# What is expected
Collect the lines of the entries where "lower" shows up.

# Supplied material
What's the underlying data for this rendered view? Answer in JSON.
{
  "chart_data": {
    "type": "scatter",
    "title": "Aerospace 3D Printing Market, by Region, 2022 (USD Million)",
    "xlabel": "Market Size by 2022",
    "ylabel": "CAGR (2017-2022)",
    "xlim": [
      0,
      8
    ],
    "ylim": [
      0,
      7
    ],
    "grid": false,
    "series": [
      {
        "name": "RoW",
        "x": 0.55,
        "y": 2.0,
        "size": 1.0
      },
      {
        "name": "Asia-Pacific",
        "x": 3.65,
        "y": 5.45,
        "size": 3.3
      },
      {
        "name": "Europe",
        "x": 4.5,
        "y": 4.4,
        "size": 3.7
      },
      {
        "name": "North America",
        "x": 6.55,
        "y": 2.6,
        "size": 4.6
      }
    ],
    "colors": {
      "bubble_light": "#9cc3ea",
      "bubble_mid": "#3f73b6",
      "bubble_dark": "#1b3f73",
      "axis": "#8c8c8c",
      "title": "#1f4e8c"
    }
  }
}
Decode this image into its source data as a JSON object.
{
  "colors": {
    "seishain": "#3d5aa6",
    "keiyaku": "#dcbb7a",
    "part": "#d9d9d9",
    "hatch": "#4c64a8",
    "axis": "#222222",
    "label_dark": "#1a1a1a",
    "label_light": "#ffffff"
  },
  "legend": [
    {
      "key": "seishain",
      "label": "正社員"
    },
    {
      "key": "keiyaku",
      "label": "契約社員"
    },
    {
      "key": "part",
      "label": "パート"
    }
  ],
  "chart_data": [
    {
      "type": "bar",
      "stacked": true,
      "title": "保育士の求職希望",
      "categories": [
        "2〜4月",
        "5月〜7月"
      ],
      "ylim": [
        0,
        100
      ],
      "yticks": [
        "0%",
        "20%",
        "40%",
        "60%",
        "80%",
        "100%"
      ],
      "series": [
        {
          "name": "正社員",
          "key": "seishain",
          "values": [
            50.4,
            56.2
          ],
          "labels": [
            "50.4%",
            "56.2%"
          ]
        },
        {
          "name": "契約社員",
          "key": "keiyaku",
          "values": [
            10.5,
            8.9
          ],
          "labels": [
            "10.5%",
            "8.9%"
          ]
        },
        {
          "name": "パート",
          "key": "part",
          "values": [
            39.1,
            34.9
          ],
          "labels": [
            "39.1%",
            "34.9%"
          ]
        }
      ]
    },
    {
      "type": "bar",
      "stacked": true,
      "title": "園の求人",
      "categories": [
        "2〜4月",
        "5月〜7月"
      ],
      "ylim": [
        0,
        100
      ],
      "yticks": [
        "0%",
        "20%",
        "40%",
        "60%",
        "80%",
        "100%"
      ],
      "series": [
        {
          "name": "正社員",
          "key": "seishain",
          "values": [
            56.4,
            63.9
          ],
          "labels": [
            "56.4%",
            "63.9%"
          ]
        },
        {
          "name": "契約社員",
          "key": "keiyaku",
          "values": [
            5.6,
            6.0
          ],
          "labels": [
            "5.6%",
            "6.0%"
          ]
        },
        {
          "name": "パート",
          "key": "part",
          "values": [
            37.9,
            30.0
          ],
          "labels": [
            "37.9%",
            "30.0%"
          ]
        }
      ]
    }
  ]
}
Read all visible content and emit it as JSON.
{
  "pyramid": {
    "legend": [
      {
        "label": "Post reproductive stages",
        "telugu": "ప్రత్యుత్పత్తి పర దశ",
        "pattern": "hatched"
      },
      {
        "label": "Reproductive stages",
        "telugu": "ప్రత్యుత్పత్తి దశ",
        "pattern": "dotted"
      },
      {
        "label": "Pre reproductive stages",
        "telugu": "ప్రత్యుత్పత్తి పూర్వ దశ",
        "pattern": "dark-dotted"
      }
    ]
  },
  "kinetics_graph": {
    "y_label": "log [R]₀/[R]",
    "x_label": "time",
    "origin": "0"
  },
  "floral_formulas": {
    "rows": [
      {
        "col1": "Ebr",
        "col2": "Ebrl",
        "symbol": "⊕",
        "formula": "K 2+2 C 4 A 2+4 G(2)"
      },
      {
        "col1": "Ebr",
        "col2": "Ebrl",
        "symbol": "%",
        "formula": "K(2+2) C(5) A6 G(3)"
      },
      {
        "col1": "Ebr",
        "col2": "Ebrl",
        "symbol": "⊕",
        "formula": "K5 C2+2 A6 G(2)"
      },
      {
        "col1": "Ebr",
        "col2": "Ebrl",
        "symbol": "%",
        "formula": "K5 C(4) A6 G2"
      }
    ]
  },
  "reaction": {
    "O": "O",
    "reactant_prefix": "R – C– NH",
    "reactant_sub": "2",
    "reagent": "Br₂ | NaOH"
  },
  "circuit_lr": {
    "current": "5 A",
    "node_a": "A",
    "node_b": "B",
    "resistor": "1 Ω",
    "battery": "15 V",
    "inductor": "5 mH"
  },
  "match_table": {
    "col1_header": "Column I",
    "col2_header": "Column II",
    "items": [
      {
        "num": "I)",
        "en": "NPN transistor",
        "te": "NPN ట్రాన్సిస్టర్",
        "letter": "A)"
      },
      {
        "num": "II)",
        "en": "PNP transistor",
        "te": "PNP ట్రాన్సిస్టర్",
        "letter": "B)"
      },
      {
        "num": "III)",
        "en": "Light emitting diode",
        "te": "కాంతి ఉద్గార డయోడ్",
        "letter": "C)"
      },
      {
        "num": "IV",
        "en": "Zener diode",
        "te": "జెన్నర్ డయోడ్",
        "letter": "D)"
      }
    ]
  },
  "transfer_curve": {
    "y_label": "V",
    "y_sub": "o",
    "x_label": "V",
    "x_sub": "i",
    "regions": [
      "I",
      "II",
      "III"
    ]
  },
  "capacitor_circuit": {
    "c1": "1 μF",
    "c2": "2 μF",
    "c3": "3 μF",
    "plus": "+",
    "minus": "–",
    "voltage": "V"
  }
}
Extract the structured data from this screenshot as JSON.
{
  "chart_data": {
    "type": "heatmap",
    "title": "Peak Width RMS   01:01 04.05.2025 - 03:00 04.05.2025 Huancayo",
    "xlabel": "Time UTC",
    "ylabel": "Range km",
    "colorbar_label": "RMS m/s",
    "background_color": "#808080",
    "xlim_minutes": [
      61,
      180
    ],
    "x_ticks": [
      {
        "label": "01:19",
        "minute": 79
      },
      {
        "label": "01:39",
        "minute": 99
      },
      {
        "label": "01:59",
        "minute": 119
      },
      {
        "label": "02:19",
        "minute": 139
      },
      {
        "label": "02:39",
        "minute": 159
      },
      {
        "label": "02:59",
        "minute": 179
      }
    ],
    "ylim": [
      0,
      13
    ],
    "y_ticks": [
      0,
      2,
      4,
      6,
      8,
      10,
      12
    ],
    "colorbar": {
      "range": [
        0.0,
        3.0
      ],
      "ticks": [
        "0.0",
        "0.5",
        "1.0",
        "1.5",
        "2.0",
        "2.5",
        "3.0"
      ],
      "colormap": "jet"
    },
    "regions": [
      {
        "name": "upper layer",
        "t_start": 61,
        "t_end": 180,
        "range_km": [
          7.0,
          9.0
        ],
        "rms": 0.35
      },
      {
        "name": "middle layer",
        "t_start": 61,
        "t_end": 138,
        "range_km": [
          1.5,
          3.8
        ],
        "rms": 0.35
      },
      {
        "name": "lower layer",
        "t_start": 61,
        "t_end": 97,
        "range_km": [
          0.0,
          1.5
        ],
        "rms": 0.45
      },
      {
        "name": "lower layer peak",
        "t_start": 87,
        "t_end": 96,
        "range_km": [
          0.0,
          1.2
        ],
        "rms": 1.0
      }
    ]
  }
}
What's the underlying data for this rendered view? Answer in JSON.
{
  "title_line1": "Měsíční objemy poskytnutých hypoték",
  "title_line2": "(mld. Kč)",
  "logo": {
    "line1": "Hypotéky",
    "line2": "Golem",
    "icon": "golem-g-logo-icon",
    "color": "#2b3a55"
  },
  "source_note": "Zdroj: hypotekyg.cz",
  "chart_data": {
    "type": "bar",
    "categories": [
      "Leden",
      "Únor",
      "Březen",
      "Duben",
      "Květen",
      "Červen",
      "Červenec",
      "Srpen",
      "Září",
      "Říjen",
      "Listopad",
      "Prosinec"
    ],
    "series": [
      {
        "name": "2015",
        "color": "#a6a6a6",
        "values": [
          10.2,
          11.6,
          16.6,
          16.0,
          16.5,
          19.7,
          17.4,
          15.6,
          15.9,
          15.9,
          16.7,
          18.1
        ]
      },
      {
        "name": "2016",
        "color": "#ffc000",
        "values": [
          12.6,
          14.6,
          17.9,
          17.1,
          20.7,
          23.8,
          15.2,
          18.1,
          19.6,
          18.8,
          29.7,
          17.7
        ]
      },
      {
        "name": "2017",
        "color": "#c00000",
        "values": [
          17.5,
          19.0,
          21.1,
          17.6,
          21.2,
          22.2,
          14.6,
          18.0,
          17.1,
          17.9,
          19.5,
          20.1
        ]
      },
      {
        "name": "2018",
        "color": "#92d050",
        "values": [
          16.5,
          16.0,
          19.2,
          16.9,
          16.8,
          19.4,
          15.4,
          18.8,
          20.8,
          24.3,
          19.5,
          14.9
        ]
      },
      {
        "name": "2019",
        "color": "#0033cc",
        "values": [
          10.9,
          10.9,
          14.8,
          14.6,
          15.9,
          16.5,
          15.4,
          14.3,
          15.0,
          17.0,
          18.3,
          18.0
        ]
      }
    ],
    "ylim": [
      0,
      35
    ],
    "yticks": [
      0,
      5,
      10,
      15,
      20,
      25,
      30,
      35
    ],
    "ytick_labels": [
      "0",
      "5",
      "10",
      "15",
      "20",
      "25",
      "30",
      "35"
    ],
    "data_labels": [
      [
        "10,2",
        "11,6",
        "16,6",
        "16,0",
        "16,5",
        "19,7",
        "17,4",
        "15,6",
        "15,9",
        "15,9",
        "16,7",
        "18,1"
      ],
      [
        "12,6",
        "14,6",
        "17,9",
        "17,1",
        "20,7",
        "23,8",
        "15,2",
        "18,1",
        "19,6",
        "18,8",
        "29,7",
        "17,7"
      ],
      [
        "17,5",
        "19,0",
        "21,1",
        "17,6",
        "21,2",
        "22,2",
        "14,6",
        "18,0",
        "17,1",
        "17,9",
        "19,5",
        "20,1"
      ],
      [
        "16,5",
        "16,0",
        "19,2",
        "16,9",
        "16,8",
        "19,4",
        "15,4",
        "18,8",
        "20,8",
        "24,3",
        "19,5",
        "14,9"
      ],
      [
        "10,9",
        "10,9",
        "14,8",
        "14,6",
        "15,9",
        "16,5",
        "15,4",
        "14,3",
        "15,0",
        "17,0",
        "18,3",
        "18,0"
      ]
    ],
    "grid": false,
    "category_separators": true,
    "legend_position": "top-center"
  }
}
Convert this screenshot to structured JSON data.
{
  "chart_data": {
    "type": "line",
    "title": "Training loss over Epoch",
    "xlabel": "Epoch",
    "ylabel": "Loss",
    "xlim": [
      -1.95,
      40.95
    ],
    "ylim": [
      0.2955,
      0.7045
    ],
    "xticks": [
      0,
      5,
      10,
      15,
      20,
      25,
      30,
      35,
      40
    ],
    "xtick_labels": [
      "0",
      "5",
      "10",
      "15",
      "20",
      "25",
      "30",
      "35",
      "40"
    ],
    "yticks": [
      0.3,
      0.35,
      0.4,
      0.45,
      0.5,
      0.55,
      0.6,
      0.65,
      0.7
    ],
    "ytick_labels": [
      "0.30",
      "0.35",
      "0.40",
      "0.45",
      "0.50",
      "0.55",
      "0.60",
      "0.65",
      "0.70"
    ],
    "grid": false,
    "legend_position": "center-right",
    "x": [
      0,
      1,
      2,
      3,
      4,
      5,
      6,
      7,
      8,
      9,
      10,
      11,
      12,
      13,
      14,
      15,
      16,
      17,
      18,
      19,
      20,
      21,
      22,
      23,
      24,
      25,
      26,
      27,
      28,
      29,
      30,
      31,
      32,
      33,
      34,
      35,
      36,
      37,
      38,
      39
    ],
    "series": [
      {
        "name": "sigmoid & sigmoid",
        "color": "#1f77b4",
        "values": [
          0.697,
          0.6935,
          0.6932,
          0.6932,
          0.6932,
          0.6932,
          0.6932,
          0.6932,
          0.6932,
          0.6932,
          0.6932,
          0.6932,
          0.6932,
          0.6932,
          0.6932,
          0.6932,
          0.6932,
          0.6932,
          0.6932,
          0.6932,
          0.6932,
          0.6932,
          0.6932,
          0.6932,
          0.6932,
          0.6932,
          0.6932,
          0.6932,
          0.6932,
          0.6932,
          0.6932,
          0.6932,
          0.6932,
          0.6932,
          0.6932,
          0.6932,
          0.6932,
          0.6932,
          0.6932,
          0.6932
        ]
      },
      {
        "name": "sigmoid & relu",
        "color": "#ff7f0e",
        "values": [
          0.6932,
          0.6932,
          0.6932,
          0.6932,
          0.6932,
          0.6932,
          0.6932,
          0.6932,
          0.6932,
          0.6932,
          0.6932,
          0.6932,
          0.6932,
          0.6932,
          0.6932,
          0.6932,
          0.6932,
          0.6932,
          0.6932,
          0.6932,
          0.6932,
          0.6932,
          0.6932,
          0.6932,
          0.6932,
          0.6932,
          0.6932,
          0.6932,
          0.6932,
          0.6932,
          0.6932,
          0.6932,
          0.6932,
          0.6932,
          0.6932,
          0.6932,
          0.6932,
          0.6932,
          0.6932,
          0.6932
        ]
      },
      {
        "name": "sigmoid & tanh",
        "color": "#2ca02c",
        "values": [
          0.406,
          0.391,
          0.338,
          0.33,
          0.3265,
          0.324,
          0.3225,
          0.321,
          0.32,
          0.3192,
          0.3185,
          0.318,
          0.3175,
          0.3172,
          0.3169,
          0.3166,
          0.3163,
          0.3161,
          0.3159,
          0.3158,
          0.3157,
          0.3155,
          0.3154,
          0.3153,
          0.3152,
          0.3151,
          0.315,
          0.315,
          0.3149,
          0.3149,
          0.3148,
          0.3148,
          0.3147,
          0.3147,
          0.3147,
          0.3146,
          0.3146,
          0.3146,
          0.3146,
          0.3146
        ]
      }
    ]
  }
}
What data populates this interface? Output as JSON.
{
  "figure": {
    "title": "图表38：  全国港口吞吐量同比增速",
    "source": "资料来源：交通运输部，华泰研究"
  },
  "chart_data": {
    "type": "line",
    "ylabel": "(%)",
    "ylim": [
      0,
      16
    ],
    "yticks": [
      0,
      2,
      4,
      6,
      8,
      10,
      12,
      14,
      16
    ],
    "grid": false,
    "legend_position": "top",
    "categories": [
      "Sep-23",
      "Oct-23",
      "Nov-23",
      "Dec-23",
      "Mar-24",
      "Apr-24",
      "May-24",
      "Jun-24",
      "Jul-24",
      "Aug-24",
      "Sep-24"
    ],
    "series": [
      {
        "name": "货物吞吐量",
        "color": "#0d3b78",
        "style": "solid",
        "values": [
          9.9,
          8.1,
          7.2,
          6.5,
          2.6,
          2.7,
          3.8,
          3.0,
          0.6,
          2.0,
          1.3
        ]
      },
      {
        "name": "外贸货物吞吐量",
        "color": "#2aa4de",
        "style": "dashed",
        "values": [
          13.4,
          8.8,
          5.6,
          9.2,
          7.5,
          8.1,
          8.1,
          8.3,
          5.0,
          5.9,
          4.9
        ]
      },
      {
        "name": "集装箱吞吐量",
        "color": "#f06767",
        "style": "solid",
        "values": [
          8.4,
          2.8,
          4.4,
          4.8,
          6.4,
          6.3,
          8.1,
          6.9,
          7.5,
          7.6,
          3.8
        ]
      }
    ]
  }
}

# Problem solution
        "name": "lower layer",
        "name": "lower layer peak",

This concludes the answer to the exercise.